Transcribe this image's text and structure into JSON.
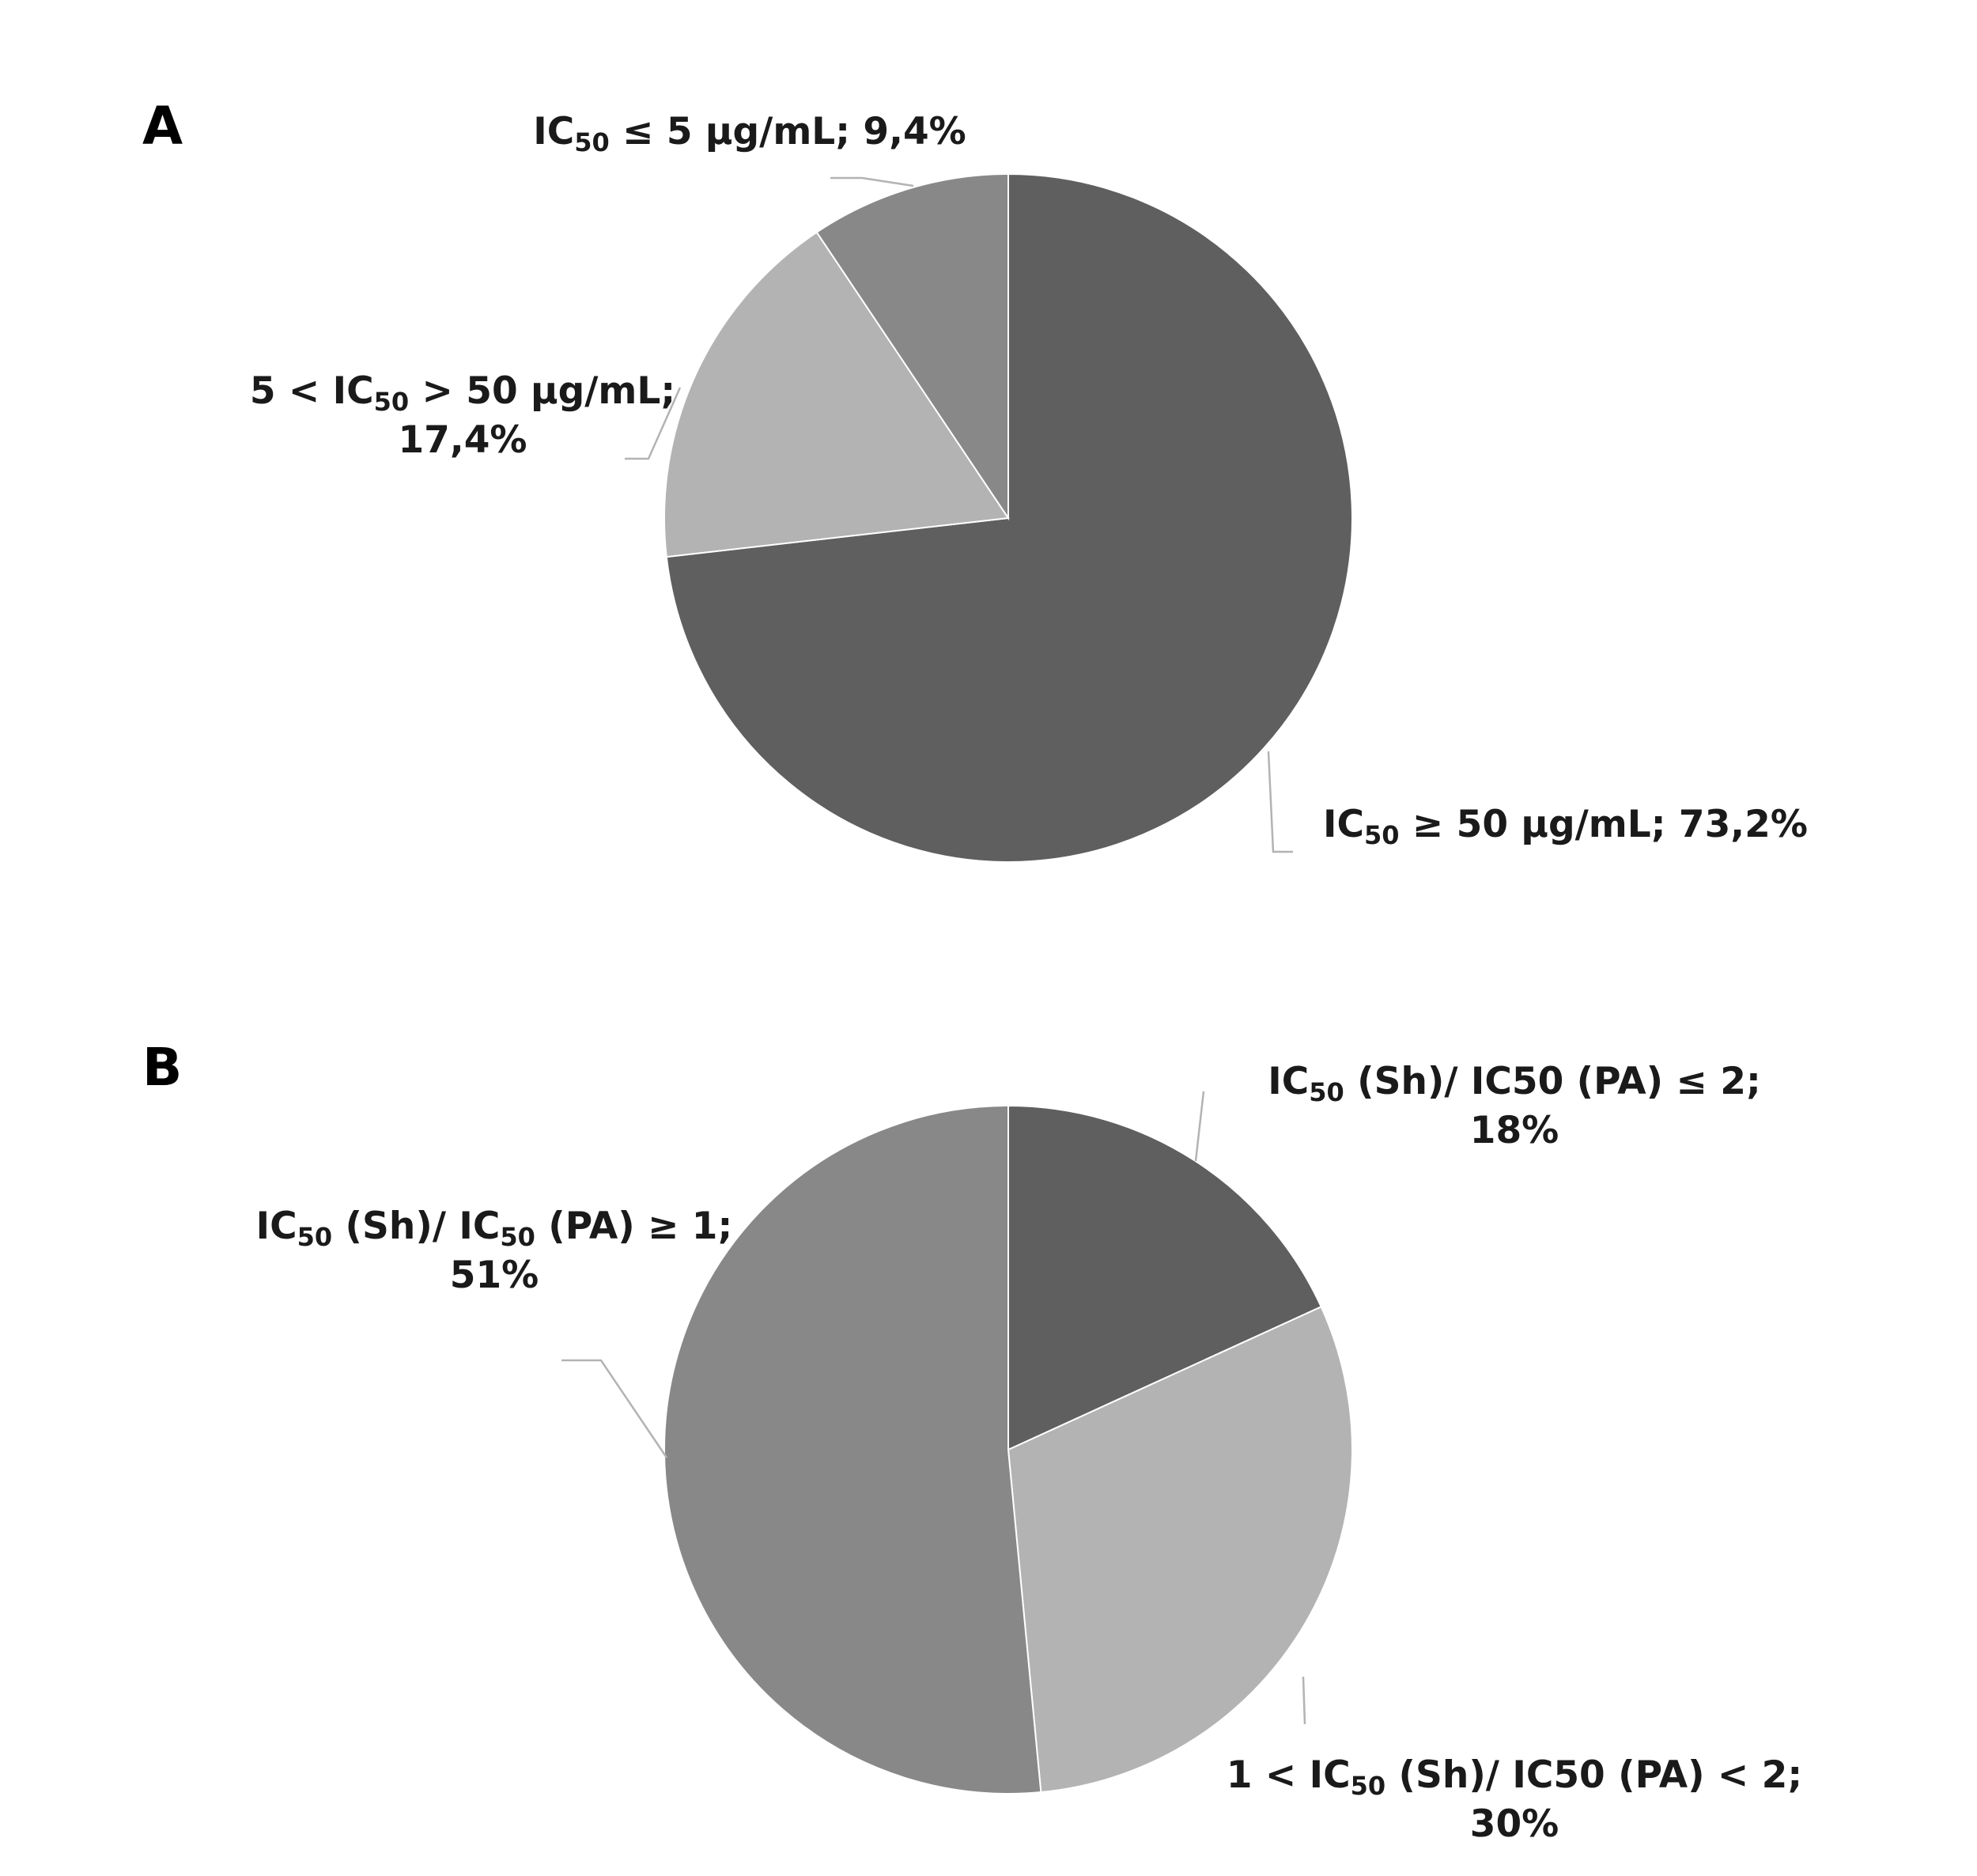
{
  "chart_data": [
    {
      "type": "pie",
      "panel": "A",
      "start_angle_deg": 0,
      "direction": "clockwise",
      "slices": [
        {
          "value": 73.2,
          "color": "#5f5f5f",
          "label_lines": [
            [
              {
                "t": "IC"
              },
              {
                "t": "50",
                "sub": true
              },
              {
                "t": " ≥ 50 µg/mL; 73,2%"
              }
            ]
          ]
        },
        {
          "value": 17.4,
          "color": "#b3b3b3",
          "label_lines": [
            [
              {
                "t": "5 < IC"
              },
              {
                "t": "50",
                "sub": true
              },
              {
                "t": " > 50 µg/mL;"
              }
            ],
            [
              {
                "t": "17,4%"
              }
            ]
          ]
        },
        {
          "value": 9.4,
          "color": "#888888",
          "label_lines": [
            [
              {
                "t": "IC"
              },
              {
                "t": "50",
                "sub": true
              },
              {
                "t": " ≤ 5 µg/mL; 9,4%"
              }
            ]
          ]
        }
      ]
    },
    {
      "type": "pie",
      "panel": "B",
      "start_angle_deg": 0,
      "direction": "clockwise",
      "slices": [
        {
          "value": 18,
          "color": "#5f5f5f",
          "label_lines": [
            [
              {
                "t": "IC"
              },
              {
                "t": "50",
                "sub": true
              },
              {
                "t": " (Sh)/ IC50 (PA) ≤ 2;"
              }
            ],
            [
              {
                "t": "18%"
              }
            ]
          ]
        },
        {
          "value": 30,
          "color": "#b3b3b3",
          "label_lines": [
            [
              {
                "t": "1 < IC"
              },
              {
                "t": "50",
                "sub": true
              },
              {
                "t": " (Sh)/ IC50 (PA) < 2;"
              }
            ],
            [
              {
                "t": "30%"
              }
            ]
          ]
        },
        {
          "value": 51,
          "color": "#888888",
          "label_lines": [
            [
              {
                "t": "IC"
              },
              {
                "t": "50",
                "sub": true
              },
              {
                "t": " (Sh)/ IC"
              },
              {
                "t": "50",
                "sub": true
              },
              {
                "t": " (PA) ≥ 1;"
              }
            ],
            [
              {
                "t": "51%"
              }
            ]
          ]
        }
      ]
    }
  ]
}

━━━━━━

(Directions for this task):
Indicate how many lines of the material include the word "value"; the number alone is required.

(Reply):
6